◆ **Directive**
Locate each line with the string "from" in the listing below and copy it.

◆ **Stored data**
+-------+

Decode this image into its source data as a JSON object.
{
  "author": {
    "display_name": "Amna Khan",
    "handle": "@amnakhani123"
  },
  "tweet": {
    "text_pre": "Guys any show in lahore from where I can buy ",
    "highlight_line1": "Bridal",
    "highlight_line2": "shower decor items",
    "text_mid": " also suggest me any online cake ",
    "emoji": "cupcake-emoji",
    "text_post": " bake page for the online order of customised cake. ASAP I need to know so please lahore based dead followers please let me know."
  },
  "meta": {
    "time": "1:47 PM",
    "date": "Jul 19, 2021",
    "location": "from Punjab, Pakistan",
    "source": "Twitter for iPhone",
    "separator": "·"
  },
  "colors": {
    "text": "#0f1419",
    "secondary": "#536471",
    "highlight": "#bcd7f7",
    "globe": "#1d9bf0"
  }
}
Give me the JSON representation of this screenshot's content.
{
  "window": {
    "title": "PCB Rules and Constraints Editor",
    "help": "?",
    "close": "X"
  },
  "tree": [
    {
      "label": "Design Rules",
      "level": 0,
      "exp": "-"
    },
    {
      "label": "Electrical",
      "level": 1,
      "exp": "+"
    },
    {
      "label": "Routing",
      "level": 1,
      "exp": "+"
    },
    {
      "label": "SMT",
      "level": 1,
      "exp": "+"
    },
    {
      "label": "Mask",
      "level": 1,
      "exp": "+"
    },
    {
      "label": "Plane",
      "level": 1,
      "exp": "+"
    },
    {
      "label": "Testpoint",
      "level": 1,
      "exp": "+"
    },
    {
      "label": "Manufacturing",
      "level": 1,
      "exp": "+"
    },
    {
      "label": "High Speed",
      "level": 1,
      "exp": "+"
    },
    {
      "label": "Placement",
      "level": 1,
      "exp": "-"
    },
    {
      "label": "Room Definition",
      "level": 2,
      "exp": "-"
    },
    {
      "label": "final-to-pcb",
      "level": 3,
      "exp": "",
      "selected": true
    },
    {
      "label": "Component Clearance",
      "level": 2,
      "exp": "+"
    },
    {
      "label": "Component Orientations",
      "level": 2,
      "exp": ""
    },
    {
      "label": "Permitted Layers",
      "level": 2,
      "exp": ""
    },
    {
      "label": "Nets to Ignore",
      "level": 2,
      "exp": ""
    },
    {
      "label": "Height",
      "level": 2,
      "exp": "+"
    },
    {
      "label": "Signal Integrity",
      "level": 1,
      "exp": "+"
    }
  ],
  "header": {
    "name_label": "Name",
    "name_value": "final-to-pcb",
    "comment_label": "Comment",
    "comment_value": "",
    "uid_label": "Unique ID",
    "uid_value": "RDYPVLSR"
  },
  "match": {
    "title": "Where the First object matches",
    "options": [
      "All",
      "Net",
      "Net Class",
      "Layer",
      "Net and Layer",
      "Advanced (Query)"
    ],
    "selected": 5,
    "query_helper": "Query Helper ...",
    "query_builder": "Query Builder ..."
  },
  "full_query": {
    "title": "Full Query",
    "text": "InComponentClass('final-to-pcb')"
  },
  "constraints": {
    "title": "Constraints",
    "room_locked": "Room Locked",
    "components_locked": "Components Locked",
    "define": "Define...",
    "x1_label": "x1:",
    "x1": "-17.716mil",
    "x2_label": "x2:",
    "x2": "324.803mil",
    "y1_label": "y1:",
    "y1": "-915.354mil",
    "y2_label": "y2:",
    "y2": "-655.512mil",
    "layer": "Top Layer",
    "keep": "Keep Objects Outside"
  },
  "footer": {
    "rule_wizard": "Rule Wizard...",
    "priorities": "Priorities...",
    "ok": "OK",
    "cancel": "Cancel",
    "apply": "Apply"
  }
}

+-------+

◆ **Solution to the problem**
    "text_pre": "Guys any show in lahore from where I can buy ",
    "location": "from Punjab, Pakistan",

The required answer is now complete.